National charities are stepping up endometriosis awareness campaigns to raise funds for more research

9 MARCH 2005

New figures show that millions of women across Europe are suffering in silence from an under-researched, under-diagnosed, and under-treated disease called endometriosis

Lone Hummelshoj, John Ryan (Head of European Commission Directorate General for Health and Consumer Protection), Diana Wallis MEP, John Bowis OBE MEP, Robert Music.

Two national charities, backed by Diana Wallis MEP, today made a deputation to Strasbourg in a bid to raise funds and awareness in the EU for endometriosis, a painful, chronic disease affecting an estimated 16 million women and girls in the EU alone.

Endometriosis potentially cost an estimated €30 billion annually in lost days at work; in addition to this there are many other costs including the expense of delayed diagnosis, medical and surgical treatments, and IVF.

Robert Music, chief executive of the National Endometriosis Society in the UK and Lone Hummelshoj, founder of the Danish Endometriosis Society (Endometriose Foreningen) today met with MEPs on a cross party basis to highlight the costs – physical, emotional, and financial – of endometriosis. They have urged the EU to invest more funds in endometriosis awareness and research, and ask MEPs to sign a Written Declaration giving the campaign the Parliament’s backing.

Lone Hummelshoj said:

Despite the potential debilitating effect of endometriosis, which can wreck relationships, destroy careers, and have untold impact on quality of life, the disease does not provide a visible handicap and is therefore not well recognised. We know that women lose days at work due to period-related pain – however, this is often “disguised” as other problems, because menstrual pain is still considered a taboo subject.

New survey shows diagnostic delay to be unacceptable

This is confirmed by a new survey published by the Endometriosis All Party Parliamentary Group (EAPPG) to coincide with Endometriosis Awareness Week (7 – 13 March 2005), which demonstrate that much more needs to be done to deal with the effects of this chronic illness.

The research, carried out by the EAPPG among 2,559 women across Europe, shows the average time it takes to make a correct endometriosis diagnosis, when there is a history of the condition, has increased from seven to a staggering nine years.

Of those who responded, 66 per cent were told they had another condition prior to correct diagnosis. Twenty four per cent were diagnosed with irritable bowel syndrome, six per cent with “psychological pain” and three per cent were told they had depression.

::::::::

* _WORK ITEM 1_
Translate this sentence from the endometriosis article into Spanish: "Of those who responded, 66 per cent were told they had another condition prior to correct diagnosis."
* _WORK ITEM 2_
Rewrite the passage of the endometriosis article from "Two national charities, backed" to "the EU alone.", putting "visit" in place of "deputation".
* _WORK ITEM 3_
According to the endometriosis article, how many women took part in the EAPPG survey?
The material has no connection to the endometriosis article.

* _SUPPLIED DATA_

::::::::

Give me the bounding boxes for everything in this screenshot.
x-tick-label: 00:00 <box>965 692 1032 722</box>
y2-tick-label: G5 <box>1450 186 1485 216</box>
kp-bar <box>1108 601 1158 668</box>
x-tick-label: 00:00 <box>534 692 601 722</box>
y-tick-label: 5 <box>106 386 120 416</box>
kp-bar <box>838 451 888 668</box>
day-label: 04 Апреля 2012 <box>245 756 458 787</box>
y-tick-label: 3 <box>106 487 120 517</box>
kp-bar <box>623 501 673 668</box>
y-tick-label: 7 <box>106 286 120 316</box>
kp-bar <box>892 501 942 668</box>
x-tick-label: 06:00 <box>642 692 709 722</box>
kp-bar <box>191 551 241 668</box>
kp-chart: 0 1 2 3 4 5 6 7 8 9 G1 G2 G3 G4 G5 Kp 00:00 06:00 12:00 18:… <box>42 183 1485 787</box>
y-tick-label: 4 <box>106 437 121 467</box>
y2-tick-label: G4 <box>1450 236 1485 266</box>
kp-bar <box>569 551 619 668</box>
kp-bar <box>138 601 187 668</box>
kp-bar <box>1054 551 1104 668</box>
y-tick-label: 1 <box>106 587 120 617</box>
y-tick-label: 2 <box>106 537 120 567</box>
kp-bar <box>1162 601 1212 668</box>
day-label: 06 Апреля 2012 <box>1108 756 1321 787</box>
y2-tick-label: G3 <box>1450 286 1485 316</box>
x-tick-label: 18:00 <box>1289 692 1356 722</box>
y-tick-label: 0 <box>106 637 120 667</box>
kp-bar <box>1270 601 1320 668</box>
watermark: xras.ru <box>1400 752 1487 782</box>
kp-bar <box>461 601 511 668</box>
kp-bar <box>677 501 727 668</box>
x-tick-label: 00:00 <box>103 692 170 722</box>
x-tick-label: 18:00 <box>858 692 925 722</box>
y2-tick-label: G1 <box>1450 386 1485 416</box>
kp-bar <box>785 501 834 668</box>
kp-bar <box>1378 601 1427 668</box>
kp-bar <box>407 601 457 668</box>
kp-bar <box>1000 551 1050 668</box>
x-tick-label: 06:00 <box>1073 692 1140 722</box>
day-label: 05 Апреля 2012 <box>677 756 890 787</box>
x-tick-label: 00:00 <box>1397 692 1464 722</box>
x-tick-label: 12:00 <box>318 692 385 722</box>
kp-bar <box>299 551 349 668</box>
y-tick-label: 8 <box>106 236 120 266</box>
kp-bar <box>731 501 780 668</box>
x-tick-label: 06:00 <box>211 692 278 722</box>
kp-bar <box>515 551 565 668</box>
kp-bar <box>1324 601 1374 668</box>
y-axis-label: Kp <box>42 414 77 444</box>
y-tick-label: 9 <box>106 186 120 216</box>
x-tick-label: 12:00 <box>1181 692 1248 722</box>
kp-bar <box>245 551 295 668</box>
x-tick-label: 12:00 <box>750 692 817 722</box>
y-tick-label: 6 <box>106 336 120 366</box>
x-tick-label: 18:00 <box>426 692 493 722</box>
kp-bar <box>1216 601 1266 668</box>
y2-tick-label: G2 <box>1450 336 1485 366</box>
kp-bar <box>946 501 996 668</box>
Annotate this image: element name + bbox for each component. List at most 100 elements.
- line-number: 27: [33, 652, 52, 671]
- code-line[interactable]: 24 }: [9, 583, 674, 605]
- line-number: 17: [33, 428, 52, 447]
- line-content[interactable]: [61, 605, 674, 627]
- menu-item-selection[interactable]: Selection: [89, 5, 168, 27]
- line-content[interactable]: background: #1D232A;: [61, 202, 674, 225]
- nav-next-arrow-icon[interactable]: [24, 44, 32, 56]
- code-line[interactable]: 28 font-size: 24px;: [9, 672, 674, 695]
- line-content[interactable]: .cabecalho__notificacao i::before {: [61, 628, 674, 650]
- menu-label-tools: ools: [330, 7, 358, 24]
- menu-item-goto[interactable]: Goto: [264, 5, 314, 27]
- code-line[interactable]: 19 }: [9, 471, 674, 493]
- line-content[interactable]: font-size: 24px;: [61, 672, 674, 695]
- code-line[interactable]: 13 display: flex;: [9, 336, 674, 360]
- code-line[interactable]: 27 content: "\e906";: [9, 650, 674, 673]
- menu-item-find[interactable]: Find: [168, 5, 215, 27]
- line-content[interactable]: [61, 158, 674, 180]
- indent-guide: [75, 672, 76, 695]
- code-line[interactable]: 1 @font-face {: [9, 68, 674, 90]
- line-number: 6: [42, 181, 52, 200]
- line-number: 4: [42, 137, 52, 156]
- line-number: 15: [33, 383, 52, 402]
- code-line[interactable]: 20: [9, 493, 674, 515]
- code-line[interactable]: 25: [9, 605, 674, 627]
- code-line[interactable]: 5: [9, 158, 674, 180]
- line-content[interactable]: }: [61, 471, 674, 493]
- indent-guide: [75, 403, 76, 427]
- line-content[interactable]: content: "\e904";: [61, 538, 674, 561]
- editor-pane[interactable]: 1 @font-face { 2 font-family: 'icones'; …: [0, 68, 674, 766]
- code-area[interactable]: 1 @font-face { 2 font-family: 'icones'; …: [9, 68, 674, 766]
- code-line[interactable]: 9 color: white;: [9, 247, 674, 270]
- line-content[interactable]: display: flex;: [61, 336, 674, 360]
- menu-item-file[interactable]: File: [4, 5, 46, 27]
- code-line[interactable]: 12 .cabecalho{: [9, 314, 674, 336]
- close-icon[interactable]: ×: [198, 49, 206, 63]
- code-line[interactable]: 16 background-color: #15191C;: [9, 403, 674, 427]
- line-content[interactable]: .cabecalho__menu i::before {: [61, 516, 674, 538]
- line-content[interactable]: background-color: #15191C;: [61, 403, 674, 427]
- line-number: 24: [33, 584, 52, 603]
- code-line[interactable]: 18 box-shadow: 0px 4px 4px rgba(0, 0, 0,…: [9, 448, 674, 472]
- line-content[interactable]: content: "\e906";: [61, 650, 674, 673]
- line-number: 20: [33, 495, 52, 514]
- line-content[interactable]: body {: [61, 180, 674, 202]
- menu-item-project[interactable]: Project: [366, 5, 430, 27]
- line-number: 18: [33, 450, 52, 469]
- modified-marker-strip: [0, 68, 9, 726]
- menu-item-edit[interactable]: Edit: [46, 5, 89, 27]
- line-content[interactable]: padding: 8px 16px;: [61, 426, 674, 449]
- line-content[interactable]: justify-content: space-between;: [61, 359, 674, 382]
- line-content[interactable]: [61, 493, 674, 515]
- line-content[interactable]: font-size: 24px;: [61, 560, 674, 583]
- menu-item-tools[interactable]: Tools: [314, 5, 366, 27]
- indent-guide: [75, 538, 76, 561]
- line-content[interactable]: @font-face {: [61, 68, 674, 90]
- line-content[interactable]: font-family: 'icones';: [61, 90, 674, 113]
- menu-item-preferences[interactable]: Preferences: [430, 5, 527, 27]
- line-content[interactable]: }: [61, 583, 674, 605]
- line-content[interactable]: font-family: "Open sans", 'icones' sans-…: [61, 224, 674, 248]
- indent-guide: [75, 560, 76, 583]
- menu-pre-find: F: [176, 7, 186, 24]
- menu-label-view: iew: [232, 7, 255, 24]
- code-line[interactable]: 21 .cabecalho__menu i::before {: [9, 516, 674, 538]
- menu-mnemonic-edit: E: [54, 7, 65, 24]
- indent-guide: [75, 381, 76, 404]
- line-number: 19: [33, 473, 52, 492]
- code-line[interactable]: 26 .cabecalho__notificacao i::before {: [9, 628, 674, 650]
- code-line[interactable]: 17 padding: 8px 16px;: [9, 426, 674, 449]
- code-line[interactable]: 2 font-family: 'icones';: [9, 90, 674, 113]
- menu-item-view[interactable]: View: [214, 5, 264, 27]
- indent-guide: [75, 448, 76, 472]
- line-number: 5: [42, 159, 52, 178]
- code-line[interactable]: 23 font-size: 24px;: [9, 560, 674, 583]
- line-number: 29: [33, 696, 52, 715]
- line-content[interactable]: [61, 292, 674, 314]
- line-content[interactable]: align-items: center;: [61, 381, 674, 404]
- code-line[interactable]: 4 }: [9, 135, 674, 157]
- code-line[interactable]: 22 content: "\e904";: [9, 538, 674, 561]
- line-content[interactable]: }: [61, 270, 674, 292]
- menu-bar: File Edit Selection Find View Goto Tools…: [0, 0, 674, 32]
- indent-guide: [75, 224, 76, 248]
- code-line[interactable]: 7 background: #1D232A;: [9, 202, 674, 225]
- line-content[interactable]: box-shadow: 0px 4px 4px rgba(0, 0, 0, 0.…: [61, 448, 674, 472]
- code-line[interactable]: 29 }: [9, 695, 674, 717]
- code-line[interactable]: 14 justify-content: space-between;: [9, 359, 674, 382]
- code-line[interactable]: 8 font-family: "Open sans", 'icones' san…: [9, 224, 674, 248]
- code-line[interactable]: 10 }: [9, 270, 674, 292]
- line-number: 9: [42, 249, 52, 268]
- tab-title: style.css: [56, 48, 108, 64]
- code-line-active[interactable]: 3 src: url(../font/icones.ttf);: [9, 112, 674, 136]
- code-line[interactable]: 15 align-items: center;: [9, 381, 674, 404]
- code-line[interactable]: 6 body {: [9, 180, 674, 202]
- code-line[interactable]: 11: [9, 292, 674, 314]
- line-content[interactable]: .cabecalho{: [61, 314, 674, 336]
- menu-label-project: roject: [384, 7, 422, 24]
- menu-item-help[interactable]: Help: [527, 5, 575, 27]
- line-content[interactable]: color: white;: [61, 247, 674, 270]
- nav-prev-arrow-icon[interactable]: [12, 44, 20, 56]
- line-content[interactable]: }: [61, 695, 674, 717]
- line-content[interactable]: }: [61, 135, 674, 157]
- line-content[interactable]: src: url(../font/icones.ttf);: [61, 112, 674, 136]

::::::::

* _ANSWER SECTION 1_
De las que respondieron, al 66 por ciento se le dijo que tenía otra afección antes del diagnóstico correcto.

* _ANSWER SECTION 2_
Two national charities, backed by Diana Wallis MEP, today made a visit to Strasbourg in a bid to raise funds and awareness in the EU for endometriosis, a painful, chronic disease affecting an estimated 16 million women and girls in the EU alone.

* _ANSWER SECTION 3_
2,559 women across Europe took part.